** start of Stored rows **

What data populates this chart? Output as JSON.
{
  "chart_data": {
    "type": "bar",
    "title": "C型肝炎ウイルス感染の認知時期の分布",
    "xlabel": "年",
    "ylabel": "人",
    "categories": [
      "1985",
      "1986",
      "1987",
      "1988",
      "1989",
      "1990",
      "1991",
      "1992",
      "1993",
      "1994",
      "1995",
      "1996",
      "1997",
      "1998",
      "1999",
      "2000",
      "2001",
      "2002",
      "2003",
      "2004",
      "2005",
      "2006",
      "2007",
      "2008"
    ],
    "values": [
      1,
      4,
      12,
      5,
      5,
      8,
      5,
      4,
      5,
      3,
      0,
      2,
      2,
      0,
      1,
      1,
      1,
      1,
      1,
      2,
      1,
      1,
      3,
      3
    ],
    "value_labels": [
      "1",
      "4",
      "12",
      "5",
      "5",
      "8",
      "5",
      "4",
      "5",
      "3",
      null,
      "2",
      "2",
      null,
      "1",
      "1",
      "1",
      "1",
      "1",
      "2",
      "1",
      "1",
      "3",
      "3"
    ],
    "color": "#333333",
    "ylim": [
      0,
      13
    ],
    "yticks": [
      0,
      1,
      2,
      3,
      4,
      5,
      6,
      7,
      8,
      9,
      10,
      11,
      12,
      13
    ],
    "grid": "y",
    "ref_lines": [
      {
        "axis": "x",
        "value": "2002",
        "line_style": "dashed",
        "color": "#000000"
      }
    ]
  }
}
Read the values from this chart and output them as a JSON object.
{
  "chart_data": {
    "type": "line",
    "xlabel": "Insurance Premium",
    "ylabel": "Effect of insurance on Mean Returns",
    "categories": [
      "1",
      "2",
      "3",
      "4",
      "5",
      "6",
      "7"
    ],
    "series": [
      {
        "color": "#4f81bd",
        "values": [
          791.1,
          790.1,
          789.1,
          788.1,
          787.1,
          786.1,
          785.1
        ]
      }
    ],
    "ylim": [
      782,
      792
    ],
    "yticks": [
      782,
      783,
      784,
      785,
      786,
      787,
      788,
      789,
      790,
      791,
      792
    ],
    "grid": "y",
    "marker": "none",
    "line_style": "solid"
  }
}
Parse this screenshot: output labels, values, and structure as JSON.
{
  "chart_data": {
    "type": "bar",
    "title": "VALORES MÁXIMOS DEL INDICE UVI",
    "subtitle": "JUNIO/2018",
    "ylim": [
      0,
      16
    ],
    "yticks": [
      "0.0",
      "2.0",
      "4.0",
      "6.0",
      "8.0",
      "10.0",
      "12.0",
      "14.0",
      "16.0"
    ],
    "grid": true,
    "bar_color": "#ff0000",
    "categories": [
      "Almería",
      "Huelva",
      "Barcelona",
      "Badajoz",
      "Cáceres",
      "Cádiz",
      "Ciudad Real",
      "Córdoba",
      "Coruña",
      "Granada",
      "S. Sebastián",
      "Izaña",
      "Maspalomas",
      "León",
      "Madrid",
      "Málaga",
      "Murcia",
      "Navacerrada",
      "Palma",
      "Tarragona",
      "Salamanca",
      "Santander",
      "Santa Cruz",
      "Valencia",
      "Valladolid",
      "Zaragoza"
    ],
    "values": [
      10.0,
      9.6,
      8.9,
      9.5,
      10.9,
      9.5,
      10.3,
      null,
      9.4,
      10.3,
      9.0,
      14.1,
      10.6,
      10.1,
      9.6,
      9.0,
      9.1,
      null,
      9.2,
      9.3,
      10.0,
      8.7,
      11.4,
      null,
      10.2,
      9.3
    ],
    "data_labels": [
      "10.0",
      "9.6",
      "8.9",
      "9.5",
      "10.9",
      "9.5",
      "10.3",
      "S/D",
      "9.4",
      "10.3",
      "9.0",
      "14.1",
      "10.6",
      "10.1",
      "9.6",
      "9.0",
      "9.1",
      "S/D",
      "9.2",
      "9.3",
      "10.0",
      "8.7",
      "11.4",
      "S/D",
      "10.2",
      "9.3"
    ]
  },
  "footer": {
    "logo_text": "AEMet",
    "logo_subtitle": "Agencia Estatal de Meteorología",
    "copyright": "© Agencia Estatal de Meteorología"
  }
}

** end of Stored rows **

Written problem →
Output every line above without altering anything.

The output →
What data populates this chart? Output as JSON.
{
  "chart_data": {
    "type": "bar",
    "title": "C型肝炎ウイルス感染の認知時期の分布",
    "xlabel": "年",
    "ylabel": "人",
    "categories": [
      "1985",
      "1986",
      "1987",
      "1988",
      "1989",
      "1990",
      "1991",
      "1992",
      "1993",
      "1994",
      "1995",
      "1996",
      "1997",
      "1998",
      "1999",
      "2000",
      "2001",
      "2002",
      "2003",
      "2004",
      "2005",
      "2006",
      "2007",
      "2008"
    ],
    "values": [
      1,
      4,
      12,
      5,
      5,
      8,
      5,
      4,
      5,
      3,
      0,
      2,
      2,
      0,
      1,
      1,
      1,
      1,
      1,
      2,
      1,
      1,
      3,
      3
    ],
    "value_labels": [
      "1",
      "4",
      "12",
      "5",
      "5",
      "8",
      "5",
      "4",
      "5",
      "3",
      null,
      "2",
      "2",
      null,
      "1",
      "1",
      "1",
      "1",
      "1",
      "2",
      "1",
      "1",
      "3",
      "3"
    ],
    "color": "#333333",
    "ylim": [
      0,
      13
    ],
    "yticks": [
      0,
      1,
      2,
      3,
      4,
      5,
      6,
      7,
      8,
      9,
      10,
      11,
      12,
      13
    ],
    "grid": "y",
    "ref_lines": [
      {
        "axis": "x",
        "value": "2002",
        "line_style": "dashed",
        "color": "#000000"
      }
    ]
  }
}
Read the values from this chart and output them as a JSON object.
{
  "chart_data": {
    "type": "line",
    "xlabel": "Insurance Premium",
    "ylabel": "Effect of insurance on Mean Returns",
    "categories": [
      "1",
      "2",
      "3",
      "4",
      "5",
      "6",
      "7"
    ],
    "series": [
      {
        "color": "#4f81bd",
        "values": [
          791.1,
          790.1,
          789.1,
          788.1,
          787.1,
          786.1,
          785.1
        ]
      }
    ],
    "ylim": [
      782,
      792
    ],
    "yticks": [
      782,
      783,
      784,
      785,
      786,
      787,
      788,
      789,
      790,
      791,
      792
    ],
    "grid": "y",
    "marker": "none",
    "line_style": "solid"
  }
}
Parse this screenshot: output labels, values, and structure as JSON.
{
  "chart_data": {
    "type": "bar",
    "title": "VALORES MÁXIMOS DEL INDICE UVI",
    "subtitle": "JUNIO/2018",
    "ylim": [
      0,
      16
    ],
    "yticks": [
      "0.0",
      "2.0",
      "4.0",
      "6.0",
      "8.0",
      "10.0",
      "12.0",
      "14.0",
      "16.0"
    ],
    "grid": true,
    "bar_color": "#ff0000",
    "categories": [
      "Almería",
      "Huelva",
      "Barcelona",
      "Badajoz",
      "Cáceres",
      "Cádiz",
      "Ciudad Real",
      "Córdoba",
      "Coruña",
      "Granada",
      "S. Sebastián",
      "Izaña",
      "Maspalomas",
      "León",
      "Madrid",
      "Málaga",
      "Murcia",
      "Navacerrada",
      "Palma",
      "Tarragona",
      "Salamanca",
      "Santander",
      "Santa Cruz",
      "Valencia",
      "Valladolid",
      "Zaragoza"
    ],
    "values": [
      10.0,
      9.6,
      8.9,
      9.5,
      10.9,
      9.5,
      10.3,
      null,
      9.4,
      10.3,
      9.0,
      14.1,
      10.6,
      10.1,
      9.6,
      9.0,
      9.1,
      null,
      9.2,
      9.3,
      10.0,
      8.7,
      11.4,
      null,
      10.2,
      9.3
    ],
    "data_labels": [
      "10.0",
      "9.6",
      "8.9",
      "9.5",
      "10.9",
      "9.5",
      "10.3",
      "S/D",
      "9.4",
      "10.3",
      "9.0",
      "14.1",
      "10.6",
      "10.1",
      "9.6",
      "9.0",
      "9.1",
      "S/D",
      "9.2",
      "9.3",
      "10.0",
      "8.7",
      "11.4",
      "S/D",
      "10.2",
      "9.3"
    ]
  },
  "footer": {
    "logo_text": "AEMet",
    "logo_subtitle": "Agencia Estatal de Meteorología",
    "copyright": "© Agencia Estatal de Meteorología"
  }
}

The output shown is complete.